This section creates another LabelFrame widget using ttk.Labelframe, labeled "Change Voice". This widget is placed below the label frame created in section 9 in the frame widget. This label frame will contain radio buttons that allow the user to select a voice for the speech engine.

frame3 = ttk.Labelframe(frame,text='Change Voice')
frame3.grid(row=1,column=0,pady=5)

the code creates two radio buttons for the user to select the voice type. The tk.Radiobutton widget creates a radio button that can be selected or deselected by the user. The text option sets the text that appears next to the radio button, and the variable option ties the radio button to the voice_var variable, which stores the selected value (either 0 or 1). The value option sets the value of the radio button to 0 or 1, depending on whether it is the male or female option. The grid method is used to position the radio buttons within the frame3.

R1 = tk.Radiobutton(frame3, text="Male", variable=voice_var, value=0)
R1.grid(row=0,column=0,ipadx=7,ipady=5,padx=5)

R2 = tk.Radiobutton(frame3, text="Female", variable=voice_var, value=1)
R2.grid(row=0,column=1,ipadx=7,ipady=5,padx=5)

the code creates a new frame (frame4) within frame using the tk.Frame widget. This frame will be used to hold the four buttons that allow the user to interact with the program.

· · · ·

● **Tasks to complete**
(a) List every keyword argument passed to R1.grid in the Tkinter code walkthrough.
(b) Pick up the Tkinter code walkthrough right after its last sentence and continue it.

● **Record excerpts**
· · · ·

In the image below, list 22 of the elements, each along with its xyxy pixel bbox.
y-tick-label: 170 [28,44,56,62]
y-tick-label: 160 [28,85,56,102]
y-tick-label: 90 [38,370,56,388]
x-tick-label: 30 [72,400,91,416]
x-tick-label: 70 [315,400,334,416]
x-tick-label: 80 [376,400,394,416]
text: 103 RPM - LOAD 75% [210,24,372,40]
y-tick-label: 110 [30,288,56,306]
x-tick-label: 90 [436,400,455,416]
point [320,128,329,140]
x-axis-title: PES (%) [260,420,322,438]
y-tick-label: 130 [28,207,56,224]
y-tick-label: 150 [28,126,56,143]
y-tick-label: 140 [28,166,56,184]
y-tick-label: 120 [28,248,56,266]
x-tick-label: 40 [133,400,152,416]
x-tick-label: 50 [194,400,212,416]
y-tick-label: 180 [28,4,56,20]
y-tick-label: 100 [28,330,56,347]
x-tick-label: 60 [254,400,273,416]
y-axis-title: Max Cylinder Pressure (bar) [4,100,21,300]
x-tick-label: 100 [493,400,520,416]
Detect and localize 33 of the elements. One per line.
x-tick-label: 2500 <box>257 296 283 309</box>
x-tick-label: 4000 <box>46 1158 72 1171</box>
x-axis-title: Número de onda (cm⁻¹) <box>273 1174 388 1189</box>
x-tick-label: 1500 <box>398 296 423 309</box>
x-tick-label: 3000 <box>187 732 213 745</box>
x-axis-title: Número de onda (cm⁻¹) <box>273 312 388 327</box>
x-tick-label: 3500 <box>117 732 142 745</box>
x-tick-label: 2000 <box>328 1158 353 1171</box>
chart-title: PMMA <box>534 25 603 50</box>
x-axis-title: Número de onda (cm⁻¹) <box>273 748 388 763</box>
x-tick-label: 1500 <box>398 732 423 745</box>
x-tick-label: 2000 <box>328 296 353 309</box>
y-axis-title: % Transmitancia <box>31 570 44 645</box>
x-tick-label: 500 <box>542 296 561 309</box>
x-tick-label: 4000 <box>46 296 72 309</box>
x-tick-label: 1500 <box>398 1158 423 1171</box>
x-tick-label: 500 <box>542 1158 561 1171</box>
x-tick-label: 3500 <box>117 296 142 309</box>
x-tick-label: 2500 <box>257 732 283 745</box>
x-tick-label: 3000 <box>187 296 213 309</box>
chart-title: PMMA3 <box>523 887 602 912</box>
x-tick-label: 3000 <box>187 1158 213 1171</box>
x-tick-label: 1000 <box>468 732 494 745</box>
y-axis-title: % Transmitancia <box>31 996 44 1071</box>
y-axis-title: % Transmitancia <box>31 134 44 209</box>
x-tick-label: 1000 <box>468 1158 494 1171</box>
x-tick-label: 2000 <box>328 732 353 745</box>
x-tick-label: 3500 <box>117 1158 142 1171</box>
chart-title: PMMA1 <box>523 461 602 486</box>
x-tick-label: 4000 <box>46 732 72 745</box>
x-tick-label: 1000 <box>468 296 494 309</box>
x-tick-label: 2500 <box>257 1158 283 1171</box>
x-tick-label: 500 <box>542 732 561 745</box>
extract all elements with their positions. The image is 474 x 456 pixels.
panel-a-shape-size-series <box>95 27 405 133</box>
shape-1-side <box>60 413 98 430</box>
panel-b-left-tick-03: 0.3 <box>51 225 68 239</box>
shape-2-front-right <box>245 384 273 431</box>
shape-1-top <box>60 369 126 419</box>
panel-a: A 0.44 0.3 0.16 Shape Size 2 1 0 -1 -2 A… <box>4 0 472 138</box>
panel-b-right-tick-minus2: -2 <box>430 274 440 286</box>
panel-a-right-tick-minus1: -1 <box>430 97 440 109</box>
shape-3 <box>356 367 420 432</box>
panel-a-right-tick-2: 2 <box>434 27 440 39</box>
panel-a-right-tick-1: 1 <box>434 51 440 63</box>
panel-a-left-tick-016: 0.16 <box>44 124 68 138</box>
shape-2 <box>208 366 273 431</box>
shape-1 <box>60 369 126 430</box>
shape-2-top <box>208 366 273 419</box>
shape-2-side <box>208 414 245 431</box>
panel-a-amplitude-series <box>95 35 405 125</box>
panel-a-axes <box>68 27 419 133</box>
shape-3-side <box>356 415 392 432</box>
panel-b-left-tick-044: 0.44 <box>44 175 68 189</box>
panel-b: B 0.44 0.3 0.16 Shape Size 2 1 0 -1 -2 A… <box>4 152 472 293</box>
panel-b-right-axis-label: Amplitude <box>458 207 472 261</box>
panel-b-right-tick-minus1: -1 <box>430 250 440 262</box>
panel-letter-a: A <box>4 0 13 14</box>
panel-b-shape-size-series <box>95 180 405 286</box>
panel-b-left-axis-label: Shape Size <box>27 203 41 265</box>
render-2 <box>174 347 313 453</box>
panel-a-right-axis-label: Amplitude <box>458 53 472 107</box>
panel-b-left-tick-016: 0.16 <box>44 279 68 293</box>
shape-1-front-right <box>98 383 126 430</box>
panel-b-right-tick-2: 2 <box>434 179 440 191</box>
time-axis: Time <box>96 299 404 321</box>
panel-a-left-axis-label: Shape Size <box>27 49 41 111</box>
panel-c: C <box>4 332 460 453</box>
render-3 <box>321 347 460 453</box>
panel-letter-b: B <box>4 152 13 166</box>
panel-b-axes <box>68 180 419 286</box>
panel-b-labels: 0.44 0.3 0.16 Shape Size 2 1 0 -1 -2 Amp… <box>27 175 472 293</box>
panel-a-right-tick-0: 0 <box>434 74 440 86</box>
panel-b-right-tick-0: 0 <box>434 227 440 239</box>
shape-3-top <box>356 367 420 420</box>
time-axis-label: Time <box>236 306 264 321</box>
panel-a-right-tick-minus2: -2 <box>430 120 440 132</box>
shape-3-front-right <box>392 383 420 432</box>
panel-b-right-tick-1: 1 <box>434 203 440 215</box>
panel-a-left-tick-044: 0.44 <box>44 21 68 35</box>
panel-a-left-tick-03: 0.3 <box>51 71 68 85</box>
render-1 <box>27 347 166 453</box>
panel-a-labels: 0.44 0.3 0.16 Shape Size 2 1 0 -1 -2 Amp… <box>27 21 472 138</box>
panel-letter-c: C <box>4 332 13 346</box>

· · · ·

● **Expected results**
(a) row, column, ipadx, ipady, padx

(b)
frame4 = tk.Frame(frame,bd=2,relief=tk.SUNKEN)
frame4.grid(row=2,column=0,pady=10)

the code creates a button (btn_1) that says "Convert & Play" and has a width of 15 characters. The command option is used to set a function to be called when the button is clicked. The lambda function is used to create an anonymous function that calls the convertAndPlay function in a new thread. The daemon option is set to True to ensure that the thread terminates when the program exits. The grid method is used to position the button within frame4.

btn_1 = ttk.Button(frame4,text='Convert & Play',width=15,
command=lambda: threading.Thread(target=convertAndPlay, daemon=True).start())
btn_1.grid(row=0,column=0,ipady=5,padx=4,pady=5)

the code creates a button (btn_2) that says "Save as Audio" and has a width of 15 characters. The command option is used to set the saveAudio function to be called when the button is clicked. The grid method is used to position the button within frame4.

btn_2 = ttk.Button(frame4,text='Save as Audio',width=15,command=saveAudio)
btn_2.grid(row=1,column=0,ipady=5,padx=4,pady=5)

the code creates a button (btn_3) that says "Clear" and has a width of 10 characters. The command option is used to set an anonymous lambda function to be called when the button is clicked. This function deletes all the text in the text_box. The grid method is used to position the button within frame4.

btn_3 = ttk.Button(frame4,text='Clear',width=10,command=lambda:text_box.delete(0.0,tk.END))
btn_3.grid(row=0,column=1,ipady=5,padx=4,pady=5)

the code creates a button (btn_4) that says "Exit" and has a width of 10 characters. The command option is used to set the root.quit function to be called when the button is clicked. This function terminates the program. The grid method is used to position the button within frame4.

btn_4 = ttk.Button(frame4,text='Exit',width=10,command=root.quit)
btn_4.grid(row=1,column=1,ipady=5,padx=4,pady=5)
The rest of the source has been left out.